Data in this exercise →
#####

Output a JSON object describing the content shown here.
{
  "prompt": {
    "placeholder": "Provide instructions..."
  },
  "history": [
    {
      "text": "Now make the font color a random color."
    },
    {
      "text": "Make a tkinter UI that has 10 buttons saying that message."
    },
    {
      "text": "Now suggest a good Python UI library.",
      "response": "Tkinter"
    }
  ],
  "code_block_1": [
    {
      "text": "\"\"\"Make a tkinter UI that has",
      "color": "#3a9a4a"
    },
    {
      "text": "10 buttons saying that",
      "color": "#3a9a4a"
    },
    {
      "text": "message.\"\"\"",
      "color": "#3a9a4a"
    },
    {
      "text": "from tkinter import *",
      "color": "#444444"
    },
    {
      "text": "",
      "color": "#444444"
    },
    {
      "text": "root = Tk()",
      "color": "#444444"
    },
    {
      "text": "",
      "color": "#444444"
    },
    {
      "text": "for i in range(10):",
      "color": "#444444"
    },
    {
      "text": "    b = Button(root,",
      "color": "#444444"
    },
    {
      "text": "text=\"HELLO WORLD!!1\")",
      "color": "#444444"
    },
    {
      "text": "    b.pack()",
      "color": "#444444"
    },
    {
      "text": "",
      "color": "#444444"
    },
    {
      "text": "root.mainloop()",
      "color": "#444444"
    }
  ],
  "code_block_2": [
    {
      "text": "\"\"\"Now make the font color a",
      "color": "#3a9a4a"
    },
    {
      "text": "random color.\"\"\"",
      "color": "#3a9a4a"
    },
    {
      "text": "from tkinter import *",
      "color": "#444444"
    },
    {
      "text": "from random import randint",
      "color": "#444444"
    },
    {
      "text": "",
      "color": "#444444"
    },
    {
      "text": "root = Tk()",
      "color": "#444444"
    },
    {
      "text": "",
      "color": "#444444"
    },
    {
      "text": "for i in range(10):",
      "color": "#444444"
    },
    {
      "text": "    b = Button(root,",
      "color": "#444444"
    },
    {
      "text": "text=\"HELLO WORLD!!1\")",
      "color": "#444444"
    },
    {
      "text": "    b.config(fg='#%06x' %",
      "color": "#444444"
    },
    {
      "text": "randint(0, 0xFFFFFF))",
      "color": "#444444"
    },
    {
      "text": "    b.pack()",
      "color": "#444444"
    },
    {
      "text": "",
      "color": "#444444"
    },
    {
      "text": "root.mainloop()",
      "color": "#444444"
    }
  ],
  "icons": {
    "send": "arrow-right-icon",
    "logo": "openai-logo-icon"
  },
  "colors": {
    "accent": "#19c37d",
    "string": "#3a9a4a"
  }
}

#####

Aim of the exercise →
Output all records verbatim.

Written response →
Output a JSON object describing the content shown here.
{
  "prompt": {
    "placeholder": "Provide instructions..."
  },
  "history": [
    {
      "text": "Now make the font color a random color."
    },
    {
      "text": "Make a tkinter UI that has 10 buttons saying that message."
    },
    {
      "text": "Now suggest a good Python UI library.",
      "response": "Tkinter"
    }
  ],
  "code_block_1": [
    {
      "text": "\"\"\"Make a tkinter UI that has",
      "color": "#3a9a4a"
    },
    {
      "text": "10 buttons saying that",
      "color": "#3a9a4a"
    },
    {
      "text": "message.\"\"\"",
      "color": "#3a9a4a"
    },
    {
      "text": "from tkinter import *",
      "color": "#444444"
    },
    {
      "text": "",
      "color": "#444444"
    },
    {
      "text": "root = Tk()",
      "color": "#444444"
    },
    {
      "text": "",
      "color": "#444444"
    },
    {
      "text": "for i in range(10):",
      "color": "#444444"
    },
    {
      "text": "    b = Button(root,",
      "color": "#444444"
    },
    {
      "text": "text=\"HELLO WORLD!!1\")",
      "color": "#444444"
    },
    {
      "text": "    b.pack()",
      "color": "#444444"
    },
    {
      "text": "",
      "color": "#444444"
    },
    {
      "text": "root.mainloop()",
      "color": "#444444"
    }
  ],
  "code_block_2": [
    {
      "text": "\"\"\"Now make the font color a",
      "color": "#3a9a4a"
    },
    {
      "text": "random color.\"\"\"",
      "color": "#3a9a4a"
    },
    {
      "text": "from tkinter import *",
      "color": "#444444"
    },
    {
      "text": "from random import randint",
      "color": "#444444"
    },
    {
      "text": "",
      "color": "#444444"
    },
    {
      "text": "root = Tk()",
      "color": "#444444"
    },
    {
      "text": "",
      "color": "#444444"
    },
    {
      "text": "for i in range(10):",
      "color": "#444444"
    },
    {
      "text": "    b = Button(root,",
      "color": "#444444"
    },
    {
      "text": "text=\"HELLO WORLD!!1\")",
      "color": "#444444"
    },
    {
      "text": "    b.config(fg='#%06x' %",
      "color": "#444444"
    },
    {
      "text": "randint(0, 0xFFFFFF))",
      "color": "#444444"
    },
    {
      "text": "    b.pack()",
      "color": "#444444"
    },
    {
      "text": "",
      "color": "#444444"
    },
    {
      "text": "root.mainloop()",
      "color": "#444444"
    }
  ],
  "icons": {
    "send": "arrow-right-icon",
    "logo": "openai-logo-icon"
  },
  "colors": {
    "accent": "#19c37d",
    "string": "#3a9a4a"
  }
}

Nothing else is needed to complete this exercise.